══ Exercise input

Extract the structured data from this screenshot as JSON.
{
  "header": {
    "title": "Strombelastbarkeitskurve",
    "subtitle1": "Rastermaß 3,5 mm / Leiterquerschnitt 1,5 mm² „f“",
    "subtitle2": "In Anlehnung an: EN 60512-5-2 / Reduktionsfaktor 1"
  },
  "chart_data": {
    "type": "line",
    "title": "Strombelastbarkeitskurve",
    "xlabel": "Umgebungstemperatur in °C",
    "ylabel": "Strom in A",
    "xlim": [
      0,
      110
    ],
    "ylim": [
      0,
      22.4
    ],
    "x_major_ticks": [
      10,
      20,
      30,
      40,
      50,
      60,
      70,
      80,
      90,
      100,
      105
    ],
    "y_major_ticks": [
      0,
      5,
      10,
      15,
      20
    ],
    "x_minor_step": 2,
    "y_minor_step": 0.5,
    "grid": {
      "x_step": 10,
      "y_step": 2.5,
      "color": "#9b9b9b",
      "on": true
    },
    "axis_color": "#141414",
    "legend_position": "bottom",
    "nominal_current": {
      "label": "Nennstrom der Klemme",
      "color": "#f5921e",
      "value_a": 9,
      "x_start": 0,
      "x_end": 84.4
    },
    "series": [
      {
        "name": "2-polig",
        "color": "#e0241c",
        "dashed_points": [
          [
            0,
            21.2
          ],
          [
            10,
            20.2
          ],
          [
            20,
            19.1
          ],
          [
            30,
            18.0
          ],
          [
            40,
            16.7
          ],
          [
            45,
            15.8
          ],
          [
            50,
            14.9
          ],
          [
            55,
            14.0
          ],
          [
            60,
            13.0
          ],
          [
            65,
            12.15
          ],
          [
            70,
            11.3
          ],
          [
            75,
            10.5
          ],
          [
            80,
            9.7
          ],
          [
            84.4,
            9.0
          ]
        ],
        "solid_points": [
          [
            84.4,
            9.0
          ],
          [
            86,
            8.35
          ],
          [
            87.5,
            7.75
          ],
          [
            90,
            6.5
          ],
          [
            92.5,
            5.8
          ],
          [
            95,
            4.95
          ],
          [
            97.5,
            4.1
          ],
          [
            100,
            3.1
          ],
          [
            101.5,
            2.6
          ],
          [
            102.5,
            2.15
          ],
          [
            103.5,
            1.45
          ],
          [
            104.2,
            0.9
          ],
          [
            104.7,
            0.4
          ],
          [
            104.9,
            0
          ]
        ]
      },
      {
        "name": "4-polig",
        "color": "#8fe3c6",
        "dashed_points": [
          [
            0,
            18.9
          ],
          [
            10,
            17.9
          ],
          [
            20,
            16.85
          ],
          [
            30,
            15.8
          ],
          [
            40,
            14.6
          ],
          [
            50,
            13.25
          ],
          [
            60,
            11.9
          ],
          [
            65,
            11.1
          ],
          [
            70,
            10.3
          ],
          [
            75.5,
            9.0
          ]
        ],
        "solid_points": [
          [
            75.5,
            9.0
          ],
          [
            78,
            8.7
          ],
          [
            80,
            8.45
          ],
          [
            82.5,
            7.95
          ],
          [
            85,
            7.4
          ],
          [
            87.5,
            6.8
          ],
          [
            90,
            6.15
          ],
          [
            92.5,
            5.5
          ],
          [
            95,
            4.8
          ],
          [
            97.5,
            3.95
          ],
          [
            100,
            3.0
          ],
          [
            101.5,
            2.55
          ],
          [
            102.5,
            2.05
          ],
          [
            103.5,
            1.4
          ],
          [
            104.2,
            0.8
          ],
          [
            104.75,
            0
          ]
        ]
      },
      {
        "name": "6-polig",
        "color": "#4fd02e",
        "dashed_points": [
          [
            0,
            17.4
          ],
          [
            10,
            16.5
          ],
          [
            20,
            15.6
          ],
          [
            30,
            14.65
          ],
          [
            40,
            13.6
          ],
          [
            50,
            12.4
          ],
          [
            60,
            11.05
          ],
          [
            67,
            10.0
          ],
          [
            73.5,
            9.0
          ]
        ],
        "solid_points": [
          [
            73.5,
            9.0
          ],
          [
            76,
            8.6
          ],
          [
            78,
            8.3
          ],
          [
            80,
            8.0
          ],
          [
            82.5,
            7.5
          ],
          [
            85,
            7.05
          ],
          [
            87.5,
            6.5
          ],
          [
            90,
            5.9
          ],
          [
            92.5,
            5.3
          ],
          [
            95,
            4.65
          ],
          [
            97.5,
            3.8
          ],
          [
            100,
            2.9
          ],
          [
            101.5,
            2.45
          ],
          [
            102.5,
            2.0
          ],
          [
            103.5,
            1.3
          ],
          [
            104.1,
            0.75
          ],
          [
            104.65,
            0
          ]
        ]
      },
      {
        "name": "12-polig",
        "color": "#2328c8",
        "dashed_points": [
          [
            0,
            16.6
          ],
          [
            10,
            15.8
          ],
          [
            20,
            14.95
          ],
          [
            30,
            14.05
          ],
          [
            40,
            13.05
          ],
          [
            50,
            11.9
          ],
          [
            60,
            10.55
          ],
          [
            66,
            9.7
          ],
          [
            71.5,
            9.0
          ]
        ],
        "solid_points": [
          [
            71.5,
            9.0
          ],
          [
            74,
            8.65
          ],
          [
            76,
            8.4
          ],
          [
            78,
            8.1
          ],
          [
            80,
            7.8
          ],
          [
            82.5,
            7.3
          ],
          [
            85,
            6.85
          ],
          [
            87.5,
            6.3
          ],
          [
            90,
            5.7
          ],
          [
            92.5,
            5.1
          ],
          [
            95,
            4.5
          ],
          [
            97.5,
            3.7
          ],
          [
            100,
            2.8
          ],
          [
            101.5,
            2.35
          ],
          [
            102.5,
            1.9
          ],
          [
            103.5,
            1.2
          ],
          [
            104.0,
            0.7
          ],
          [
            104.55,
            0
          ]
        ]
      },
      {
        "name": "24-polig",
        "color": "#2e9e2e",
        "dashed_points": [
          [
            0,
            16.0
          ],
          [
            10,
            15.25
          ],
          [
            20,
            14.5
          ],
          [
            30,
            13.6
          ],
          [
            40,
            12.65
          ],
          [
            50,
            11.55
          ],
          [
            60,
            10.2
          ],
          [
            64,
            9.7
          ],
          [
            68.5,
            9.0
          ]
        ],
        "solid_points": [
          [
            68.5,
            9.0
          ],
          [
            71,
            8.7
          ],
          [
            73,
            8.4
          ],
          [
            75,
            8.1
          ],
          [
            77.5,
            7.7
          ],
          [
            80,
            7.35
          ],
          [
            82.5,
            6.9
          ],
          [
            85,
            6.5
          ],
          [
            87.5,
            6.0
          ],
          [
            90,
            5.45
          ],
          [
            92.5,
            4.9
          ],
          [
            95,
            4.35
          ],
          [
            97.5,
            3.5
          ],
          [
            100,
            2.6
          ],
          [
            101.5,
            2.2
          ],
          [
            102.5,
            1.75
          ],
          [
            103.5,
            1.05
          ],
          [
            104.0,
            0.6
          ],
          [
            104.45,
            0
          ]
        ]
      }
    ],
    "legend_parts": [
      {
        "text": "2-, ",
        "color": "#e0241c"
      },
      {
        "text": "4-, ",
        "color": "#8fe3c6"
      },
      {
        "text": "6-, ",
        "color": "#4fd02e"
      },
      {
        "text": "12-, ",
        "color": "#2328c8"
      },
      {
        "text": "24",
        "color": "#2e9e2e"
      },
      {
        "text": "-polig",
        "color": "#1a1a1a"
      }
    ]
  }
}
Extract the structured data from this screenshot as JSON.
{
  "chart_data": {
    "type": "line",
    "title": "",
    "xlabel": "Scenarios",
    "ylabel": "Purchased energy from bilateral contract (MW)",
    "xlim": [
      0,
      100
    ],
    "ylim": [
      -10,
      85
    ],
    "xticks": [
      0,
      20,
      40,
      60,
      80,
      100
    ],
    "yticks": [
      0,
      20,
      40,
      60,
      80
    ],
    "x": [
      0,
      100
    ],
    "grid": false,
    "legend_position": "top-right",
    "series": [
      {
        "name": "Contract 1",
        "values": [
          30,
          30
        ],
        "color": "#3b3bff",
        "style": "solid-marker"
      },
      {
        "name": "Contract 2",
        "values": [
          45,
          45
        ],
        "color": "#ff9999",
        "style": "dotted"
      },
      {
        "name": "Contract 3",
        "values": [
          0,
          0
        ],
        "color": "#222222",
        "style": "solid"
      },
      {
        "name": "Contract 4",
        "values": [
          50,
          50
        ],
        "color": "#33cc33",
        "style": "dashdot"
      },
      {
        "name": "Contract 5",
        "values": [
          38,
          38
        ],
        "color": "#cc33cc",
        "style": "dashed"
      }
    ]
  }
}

════

◆ **What you will do**:
In the records above, locate every line with the string "xlabel" and copy it.

◆ **Final answer**:
    "xlabel": "Umgebungstemperatur in °C",
    "xlabel": "Scenarios",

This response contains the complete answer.